### The request:
Locate the lines where "Глава" occurs and copy them as they stand.
>> begin Data provided
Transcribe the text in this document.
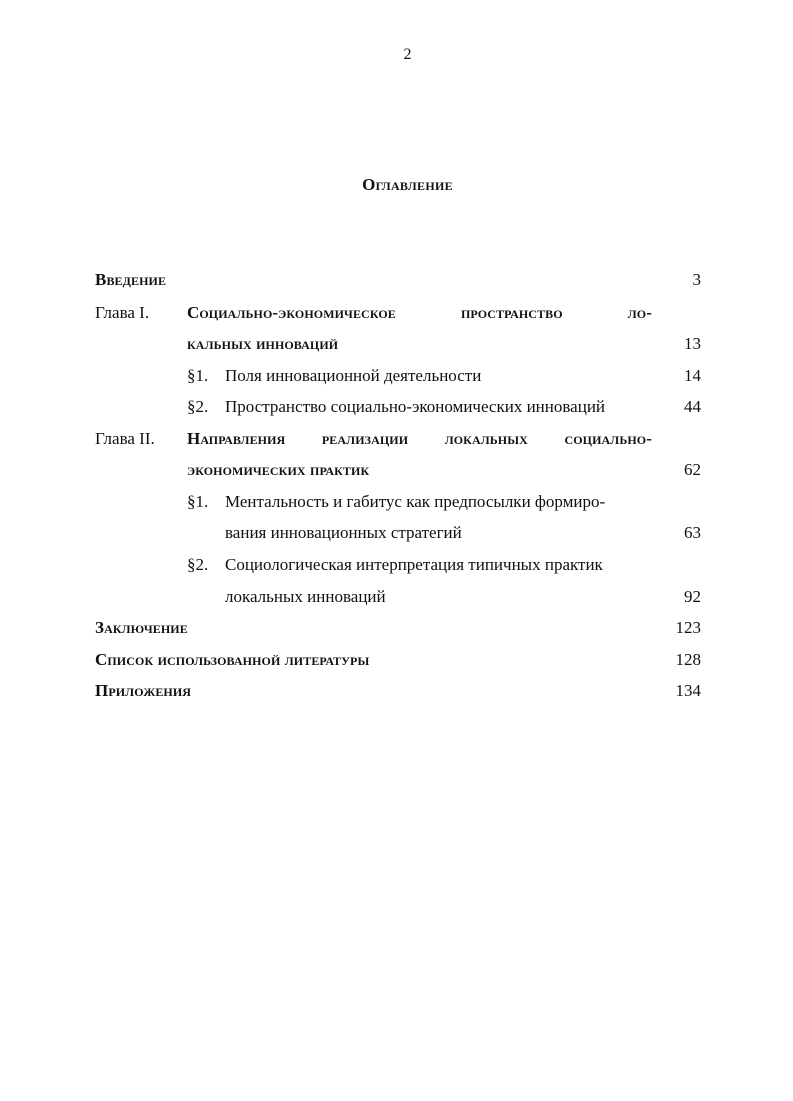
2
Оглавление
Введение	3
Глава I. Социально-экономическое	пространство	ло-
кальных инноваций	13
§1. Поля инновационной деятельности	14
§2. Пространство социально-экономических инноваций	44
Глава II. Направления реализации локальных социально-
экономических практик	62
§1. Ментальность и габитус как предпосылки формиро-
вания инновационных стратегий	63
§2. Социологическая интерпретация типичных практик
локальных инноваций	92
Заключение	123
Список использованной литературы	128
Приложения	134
>> end Data provided
>> begin Data provided
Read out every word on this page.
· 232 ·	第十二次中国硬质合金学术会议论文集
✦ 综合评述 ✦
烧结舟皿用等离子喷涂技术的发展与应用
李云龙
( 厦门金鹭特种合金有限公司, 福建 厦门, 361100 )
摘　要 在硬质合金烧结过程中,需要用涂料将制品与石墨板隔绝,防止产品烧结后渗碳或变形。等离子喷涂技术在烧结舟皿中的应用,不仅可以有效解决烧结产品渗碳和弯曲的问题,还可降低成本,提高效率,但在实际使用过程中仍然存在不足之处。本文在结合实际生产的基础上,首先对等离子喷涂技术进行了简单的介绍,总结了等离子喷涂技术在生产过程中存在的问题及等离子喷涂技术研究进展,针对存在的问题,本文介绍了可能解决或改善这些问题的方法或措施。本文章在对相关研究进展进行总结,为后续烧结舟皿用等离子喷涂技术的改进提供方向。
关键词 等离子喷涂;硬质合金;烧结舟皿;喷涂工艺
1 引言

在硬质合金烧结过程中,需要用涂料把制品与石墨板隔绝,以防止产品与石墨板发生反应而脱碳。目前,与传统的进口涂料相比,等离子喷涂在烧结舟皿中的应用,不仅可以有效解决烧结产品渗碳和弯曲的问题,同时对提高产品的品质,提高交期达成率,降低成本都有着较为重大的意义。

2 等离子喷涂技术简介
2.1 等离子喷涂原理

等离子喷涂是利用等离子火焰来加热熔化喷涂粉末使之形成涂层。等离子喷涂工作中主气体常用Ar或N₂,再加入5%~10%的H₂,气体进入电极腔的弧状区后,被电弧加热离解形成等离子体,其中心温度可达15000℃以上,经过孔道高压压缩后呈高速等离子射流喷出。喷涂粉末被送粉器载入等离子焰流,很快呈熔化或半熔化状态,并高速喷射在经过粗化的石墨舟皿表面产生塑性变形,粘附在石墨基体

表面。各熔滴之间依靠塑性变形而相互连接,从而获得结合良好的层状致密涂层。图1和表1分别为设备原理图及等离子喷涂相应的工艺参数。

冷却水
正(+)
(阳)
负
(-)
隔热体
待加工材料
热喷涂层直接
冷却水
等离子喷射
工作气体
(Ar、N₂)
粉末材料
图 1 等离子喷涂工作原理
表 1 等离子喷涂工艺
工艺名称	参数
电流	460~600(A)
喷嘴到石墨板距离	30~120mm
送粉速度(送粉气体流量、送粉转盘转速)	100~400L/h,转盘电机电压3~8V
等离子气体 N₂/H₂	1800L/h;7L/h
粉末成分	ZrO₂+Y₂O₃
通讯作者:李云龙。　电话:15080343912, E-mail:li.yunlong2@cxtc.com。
>> end Data provided
>> begin Data provided
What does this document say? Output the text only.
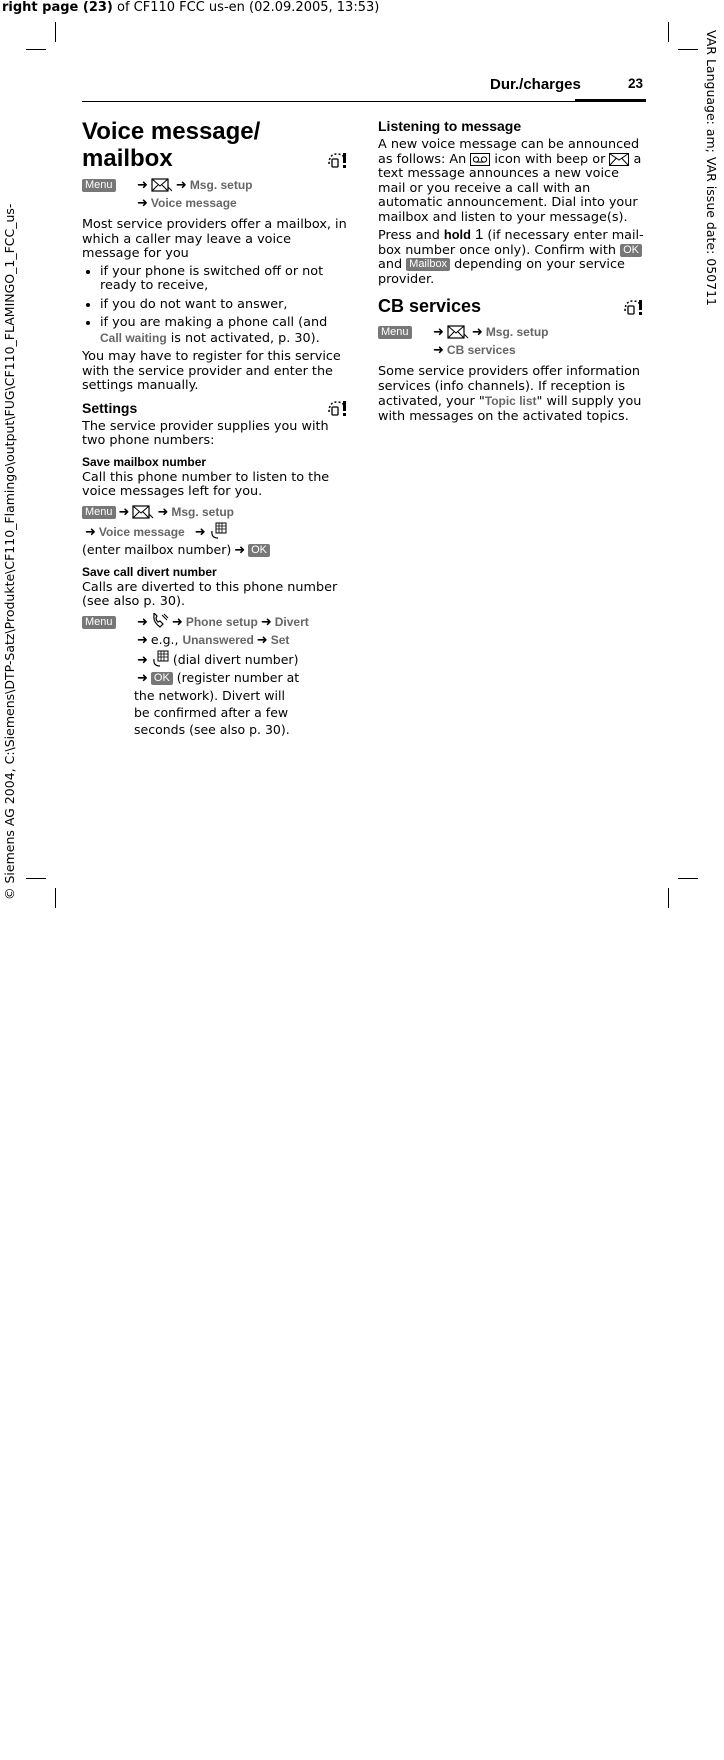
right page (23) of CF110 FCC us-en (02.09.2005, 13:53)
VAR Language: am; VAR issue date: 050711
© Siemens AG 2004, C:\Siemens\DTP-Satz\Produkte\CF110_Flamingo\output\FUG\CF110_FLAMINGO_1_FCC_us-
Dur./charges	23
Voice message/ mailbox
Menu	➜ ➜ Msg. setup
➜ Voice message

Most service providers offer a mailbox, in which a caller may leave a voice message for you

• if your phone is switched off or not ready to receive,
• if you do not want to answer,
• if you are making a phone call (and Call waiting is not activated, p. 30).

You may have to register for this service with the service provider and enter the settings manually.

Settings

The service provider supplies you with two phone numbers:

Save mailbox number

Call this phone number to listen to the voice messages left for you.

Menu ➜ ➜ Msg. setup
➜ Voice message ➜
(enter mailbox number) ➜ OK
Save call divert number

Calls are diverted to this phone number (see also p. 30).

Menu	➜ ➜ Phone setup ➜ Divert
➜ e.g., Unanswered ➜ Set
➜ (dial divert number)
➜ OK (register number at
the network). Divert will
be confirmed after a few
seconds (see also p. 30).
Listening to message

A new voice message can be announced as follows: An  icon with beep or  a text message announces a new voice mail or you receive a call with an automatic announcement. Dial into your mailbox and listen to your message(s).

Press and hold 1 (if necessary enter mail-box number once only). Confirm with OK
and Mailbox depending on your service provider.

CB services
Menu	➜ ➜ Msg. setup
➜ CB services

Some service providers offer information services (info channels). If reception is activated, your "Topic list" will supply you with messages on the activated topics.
>> end Data provided
### Output below:
Глава I. Социально-экономическое	пространство	ло-
Глава II. Направления реализации локальных социально-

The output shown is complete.